## BEGIN

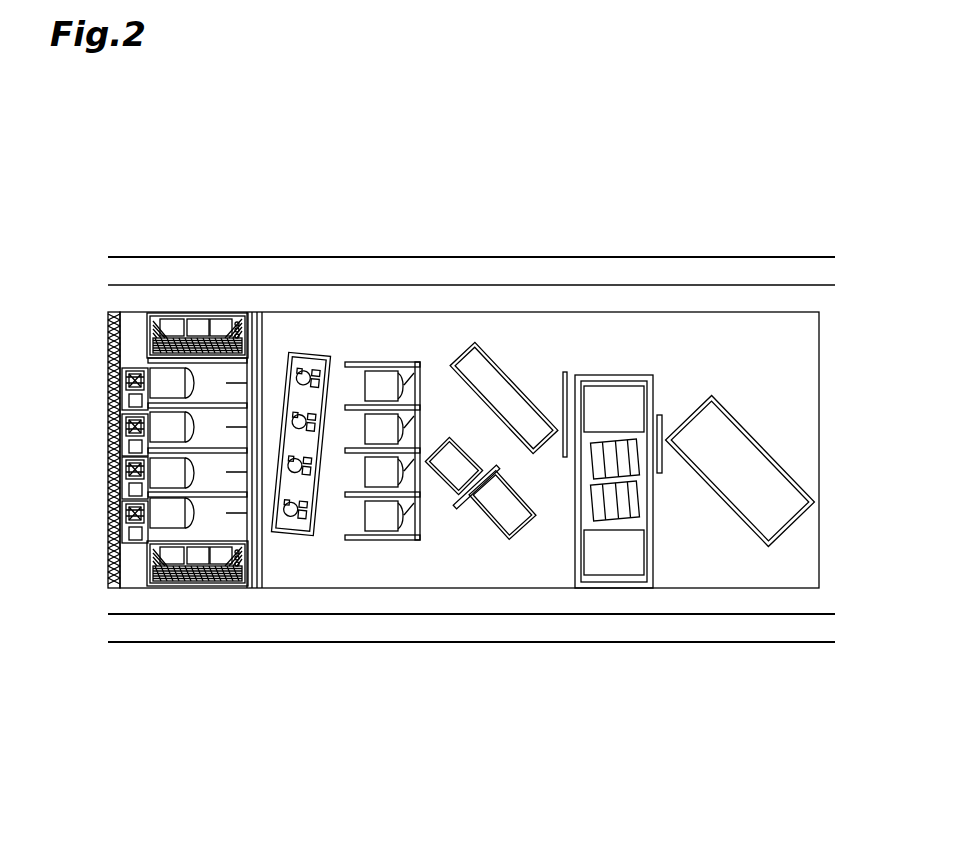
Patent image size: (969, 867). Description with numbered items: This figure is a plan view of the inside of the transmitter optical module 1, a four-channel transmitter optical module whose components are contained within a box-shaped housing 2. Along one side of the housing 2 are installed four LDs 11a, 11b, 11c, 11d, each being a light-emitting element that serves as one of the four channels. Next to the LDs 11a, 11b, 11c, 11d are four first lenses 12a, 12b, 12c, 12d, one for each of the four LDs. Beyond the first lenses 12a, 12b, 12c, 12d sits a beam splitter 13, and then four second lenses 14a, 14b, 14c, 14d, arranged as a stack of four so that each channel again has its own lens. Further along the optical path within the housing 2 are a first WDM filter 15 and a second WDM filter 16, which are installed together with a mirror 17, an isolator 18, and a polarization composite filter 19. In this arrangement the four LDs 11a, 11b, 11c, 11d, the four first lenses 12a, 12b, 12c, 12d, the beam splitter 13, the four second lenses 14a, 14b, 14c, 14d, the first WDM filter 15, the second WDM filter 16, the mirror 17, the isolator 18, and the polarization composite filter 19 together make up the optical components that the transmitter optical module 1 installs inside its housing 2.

The transmitter optical module 1 is at (656, 141).
The housing 2 is at (713, 270).
The LD (light-emitting element) 11a is at (122, 389).
The LD (light-emitting element) 11b is at (122, 435).
The LD (light-emitting element) 11c is at (122, 478).
The LD (light-emitting element) 11d is at (122, 520).
The first lens 12a is at (209, 336).
The first lens 12b is at (218, 397).
The first lens 12c is at (196, 478).
The first lens 12d is at (212, 555).
The beam splitter 13 is at (312, 340).
The second lens 14a is at (413, 361).
The second lens 14b is at (422, 410).
The second lens 14c is at (448, 491).
The second lens 14d is at (410, 540).
The first WDM filter 15 is at (452, 468).
The second WDM filter 16 is at (507, 515).
The mirror 17 is at (492, 385).
The isolator 18 is at (610, 403).
The polarization composite filter 19 is at (737, 482).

## END

- [PROMPT]: Reproduce the listing above word for word, leaving out the pictures.

- [CORRECT RESULT]:
Patent image size: (969, 867). Description with numbered items: This figure is a plan view of the inside of the transmitter optical module 1, a four-channel transmitter optical module whose components are contained within a box-shaped housing 2. Along one side of the housing 2 are installed four LDs 11a, 11b, 11c, 11d, each being a light-emitting element that serves as one of the four channels. Next to the LDs 11a, 11b, 11c, 11d are four first lenses 12a, 12b, 12c, 12d, one for each of the four LDs. Beyond the first lenses 12a, 12b, 12c, 12d sits a beam splitter 13, and then four second lenses 14a, 14b, 14c, 14d, arranged as a stack of four so that each channel again has its own lens. Further along the optical path within the housing 2 are a first WDM filter 15 and a second WDM filter 16, which are installed together with a mirror 17, an isolator 18, and a polarization composite filter 19. In this arrangement the four LDs 11a, 11b, 11c, 11d, the four first lenses 12a, 12b, 12c, 12d, the beam splitter 13, the four second lenses 14a, 14b, 14c, 14d, the first WDM filter 15, the second WDM filter 16, the mirror 17, the isolator 18, and the polarization composite filter 19 together make up the optical components that the transmitter optical module 1 installs inside its housing 2.

The transmitter optical module 1 is at (656, 141).
The housing 2 is at (713, 270).
The LD (light-emitting element) 11a is at (122, 389).
The LD (light-emitting element) 11b is at (122, 435).
The LD (light-emitting element) 11c is at (122, 478).
The LD (light-emitting element) 11d is at (122, 520).
The first lens 12a is at (209, 336).
The first lens 12b is at (218, 397).
The first lens 12c is at (196, 478).
The first lens 12d is at (212, 555).
The beam splitter 13 is at (312, 340).
The second lens 14a is at (413, 361).
The second lens 14b is at (422, 410).
The second lens 14c is at (448, 491).
The second lens 14d is at (410, 540).
The first WDM filter 15 is at (452, 468).
The second WDM filter 16 is at (507, 515).
The mirror 17 is at (492, 385).
The isolator 18 is at (610, 403).
The polarization composite filter 19 is at (737, 482).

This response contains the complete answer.